Return every line of the data below that includes the string "episodes".

Rows from a figure dataset
(begin)

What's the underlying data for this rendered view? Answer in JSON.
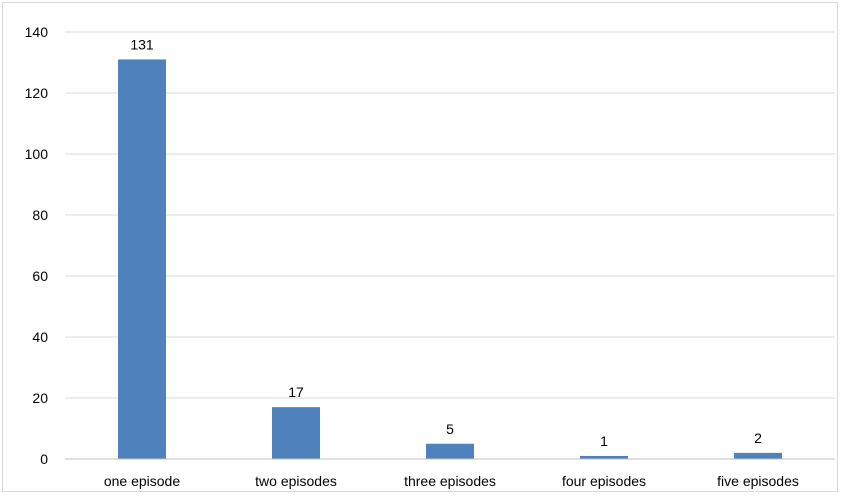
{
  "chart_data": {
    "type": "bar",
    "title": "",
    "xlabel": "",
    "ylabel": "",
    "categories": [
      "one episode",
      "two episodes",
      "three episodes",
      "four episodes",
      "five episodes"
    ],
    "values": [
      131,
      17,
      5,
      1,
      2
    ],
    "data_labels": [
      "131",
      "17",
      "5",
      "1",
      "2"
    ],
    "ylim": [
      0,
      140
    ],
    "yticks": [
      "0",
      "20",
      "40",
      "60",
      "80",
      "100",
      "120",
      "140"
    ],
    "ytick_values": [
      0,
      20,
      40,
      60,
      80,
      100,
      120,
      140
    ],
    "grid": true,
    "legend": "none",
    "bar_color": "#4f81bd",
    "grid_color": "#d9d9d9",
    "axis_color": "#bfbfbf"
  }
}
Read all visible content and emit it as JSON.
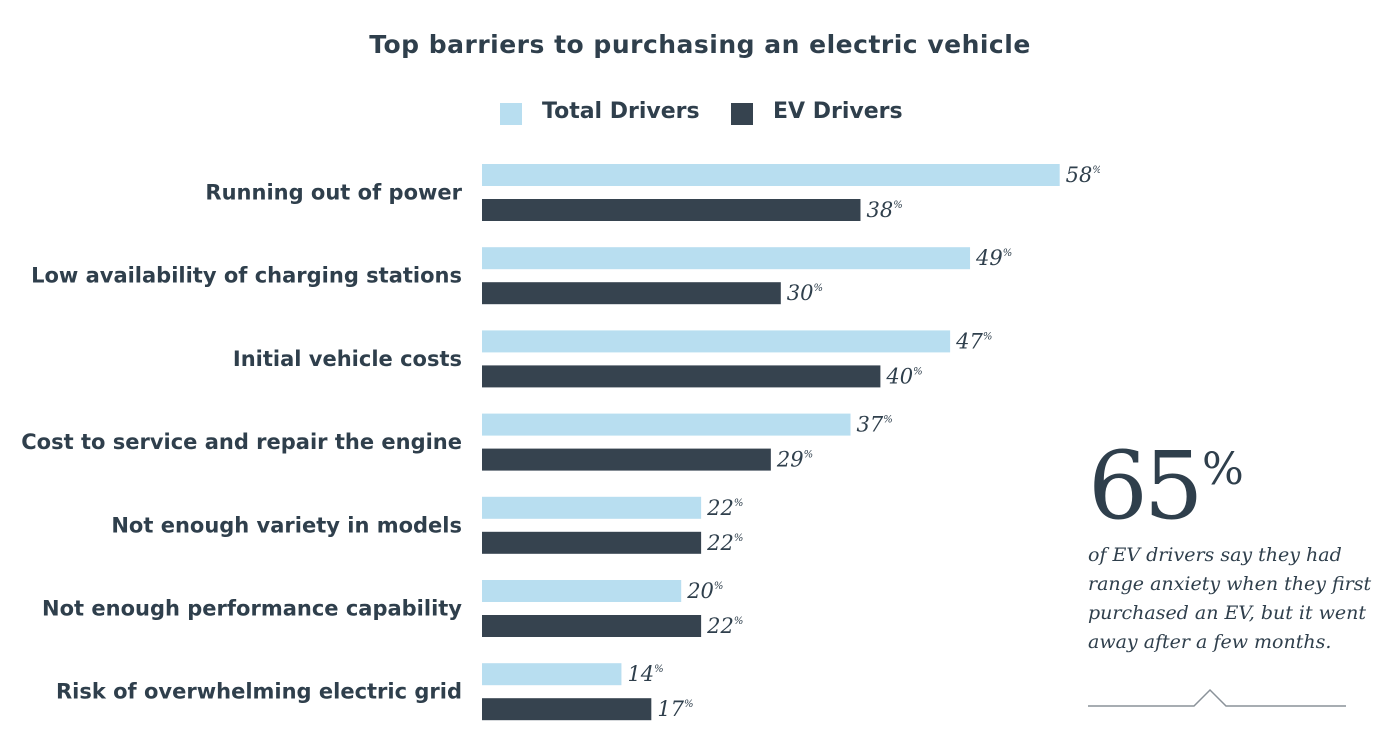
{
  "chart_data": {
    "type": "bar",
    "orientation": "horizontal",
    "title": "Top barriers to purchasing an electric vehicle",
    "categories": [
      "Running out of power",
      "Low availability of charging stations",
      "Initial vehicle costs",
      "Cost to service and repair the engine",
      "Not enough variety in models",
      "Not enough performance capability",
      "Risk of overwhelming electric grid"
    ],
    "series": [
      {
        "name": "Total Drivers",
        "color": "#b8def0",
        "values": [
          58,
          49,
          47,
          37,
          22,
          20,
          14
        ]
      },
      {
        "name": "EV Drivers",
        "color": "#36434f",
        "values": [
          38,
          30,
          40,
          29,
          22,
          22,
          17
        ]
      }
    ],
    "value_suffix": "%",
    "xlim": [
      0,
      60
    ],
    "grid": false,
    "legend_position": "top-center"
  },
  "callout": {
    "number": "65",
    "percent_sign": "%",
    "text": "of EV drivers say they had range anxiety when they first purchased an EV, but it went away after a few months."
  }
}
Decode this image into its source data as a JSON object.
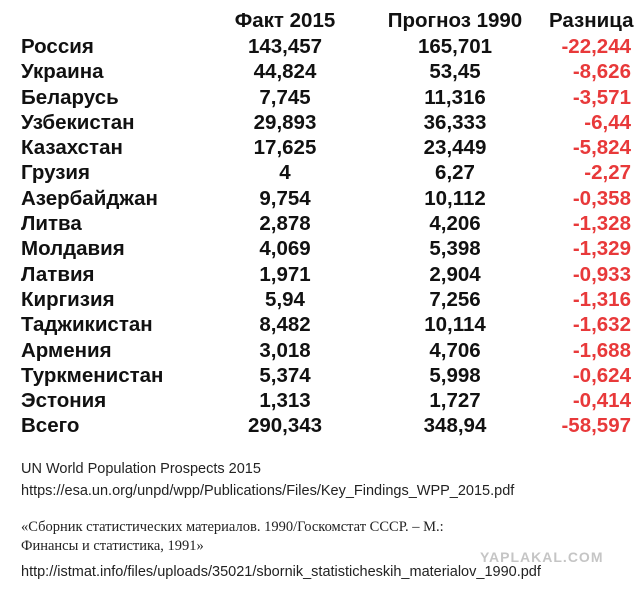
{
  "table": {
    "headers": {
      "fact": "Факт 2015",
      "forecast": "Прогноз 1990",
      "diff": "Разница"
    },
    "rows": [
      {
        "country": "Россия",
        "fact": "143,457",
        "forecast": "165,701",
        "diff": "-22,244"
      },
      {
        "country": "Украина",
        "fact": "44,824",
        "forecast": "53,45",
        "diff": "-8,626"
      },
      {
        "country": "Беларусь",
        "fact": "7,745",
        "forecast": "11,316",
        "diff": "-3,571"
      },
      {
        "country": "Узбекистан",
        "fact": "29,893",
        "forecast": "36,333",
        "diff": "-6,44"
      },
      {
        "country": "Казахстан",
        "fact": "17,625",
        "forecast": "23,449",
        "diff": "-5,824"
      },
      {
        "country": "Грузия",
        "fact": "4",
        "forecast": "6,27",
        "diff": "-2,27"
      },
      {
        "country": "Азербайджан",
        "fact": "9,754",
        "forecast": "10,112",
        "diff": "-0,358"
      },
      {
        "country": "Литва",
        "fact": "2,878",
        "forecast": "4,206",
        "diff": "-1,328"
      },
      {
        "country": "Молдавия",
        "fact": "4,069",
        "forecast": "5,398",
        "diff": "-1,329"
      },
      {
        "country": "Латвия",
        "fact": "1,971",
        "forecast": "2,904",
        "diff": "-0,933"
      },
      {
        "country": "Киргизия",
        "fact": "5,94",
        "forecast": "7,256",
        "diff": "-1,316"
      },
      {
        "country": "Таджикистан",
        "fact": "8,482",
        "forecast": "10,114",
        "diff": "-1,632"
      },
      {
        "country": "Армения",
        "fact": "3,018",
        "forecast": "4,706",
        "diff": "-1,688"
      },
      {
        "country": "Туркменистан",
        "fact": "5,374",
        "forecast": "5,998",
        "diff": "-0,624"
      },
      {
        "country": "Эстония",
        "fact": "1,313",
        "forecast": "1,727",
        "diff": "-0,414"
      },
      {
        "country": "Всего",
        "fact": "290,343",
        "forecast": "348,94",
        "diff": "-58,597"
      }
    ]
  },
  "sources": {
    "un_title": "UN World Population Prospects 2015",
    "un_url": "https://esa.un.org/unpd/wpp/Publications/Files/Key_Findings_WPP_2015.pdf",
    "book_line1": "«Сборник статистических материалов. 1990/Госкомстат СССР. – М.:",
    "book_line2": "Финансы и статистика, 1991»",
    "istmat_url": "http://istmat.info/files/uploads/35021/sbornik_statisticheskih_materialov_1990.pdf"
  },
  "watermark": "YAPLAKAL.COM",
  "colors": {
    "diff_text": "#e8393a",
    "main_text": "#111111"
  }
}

(end)

**Written answer**
      "two episodes",
      "three episodes",
      "four episodes",
      "five episodes"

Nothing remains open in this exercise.